Figure record listings
####################

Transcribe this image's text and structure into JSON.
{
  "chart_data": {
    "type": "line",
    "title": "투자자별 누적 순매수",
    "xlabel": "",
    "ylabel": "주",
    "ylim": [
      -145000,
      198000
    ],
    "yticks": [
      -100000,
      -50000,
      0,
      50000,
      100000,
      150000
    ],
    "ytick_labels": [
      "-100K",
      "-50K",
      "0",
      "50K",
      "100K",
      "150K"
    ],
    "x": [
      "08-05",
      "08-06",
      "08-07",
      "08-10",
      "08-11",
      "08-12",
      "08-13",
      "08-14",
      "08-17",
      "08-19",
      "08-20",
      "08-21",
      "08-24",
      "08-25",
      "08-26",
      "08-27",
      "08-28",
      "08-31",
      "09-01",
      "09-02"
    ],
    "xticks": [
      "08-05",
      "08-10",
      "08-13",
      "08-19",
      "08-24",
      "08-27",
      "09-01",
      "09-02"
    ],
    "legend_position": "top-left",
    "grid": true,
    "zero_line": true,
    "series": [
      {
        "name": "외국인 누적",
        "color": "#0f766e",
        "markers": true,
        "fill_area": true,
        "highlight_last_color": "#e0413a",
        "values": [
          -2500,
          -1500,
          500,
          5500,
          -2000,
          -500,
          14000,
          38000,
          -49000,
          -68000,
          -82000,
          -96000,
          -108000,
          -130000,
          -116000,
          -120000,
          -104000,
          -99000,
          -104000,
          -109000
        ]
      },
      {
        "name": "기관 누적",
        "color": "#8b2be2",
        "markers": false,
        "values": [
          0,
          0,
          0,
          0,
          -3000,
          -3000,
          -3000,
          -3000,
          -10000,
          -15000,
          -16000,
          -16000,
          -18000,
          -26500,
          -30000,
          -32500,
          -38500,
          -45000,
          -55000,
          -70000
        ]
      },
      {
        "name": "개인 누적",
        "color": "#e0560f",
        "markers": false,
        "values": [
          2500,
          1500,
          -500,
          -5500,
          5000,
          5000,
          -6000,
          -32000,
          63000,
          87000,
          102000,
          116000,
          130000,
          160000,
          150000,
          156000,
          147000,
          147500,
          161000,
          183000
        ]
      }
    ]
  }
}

####################

The exercise: Extract the complete set of records unchanged.

Written solution:
Transcribe this image's text and structure into JSON.
{
  "chart_data": {
    "type": "line",
    "title": "투자자별 누적 순매수",
    "xlabel": "",
    "ylabel": "주",
    "ylim": [
      -145000,
      198000
    ],
    "yticks": [
      -100000,
      -50000,
      0,
      50000,
      100000,
      150000
    ],
    "ytick_labels": [
      "-100K",
      "-50K",
      "0",
      "50K",
      "100K",
      "150K"
    ],
    "x": [
      "08-05",
      "08-06",
      "08-07",
      "08-10",
      "08-11",
      "08-12",
      "08-13",
      "08-14",
      "08-17",
      "08-19",
      "08-20",
      "08-21",
      "08-24",
      "08-25",
      "08-26",
      "08-27",
      "08-28",
      "08-31",
      "09-01",
      "09-02"
    ],
    "xticks": [
      "08-05",
      "08-10",
      "08-13",
      "08-19",
      "08-24",
      "08-27",
      "09-01",
      "09-02"
    ],
    "legend_position": "top-left",
    "grid": true,
    "zero_line": true,
    "series": [
      {
        "name": "외국인 누적",
        "color": "#0f766e",
        "markers": true,
        "fill_area": true,
        "highlight_last_color": "#e0413a",
        "values": [
          -2500,
          -1500,
          500,
          5500,
          -2000,
          -500,
          14000,
          38000,
          -49000,
          -68000,
          -82000,
          -96000,
          -108000,
          -130000,
          -116000,
          -120000,
          -104000,
          -99000,
          -104000,
          -109000
        ]
      },
      {
        "name": "기관 누적",
        "color": "#8b2be2",
        "markers": false,
        "values": [
          0,
          0,
          0,
          0,
          -3000,
          -3000,
          -3000,
          -3000,
          -10000,
          -15000,
          -16000,
          -16000,
          -18000,
          -26500,
          -30000,
          -32500,
          -38500,
          -45000,
          -55000,
          -70000
        ]
      },
      {
        "name": "개인 누적",
        "color": "#e0560f",
        "markers": false,
        "values": [
          2500,
          1500,
          -500,
          -5500,
          5000,
          5000,
          -6000,
          -32000,
          63000,
          87000,
          102000,
          116000,
          130000,
          160000,
          150000,
          156000,
          147000,
          147500,
          161000,
          183000
        ]
      }
    ]
  }
}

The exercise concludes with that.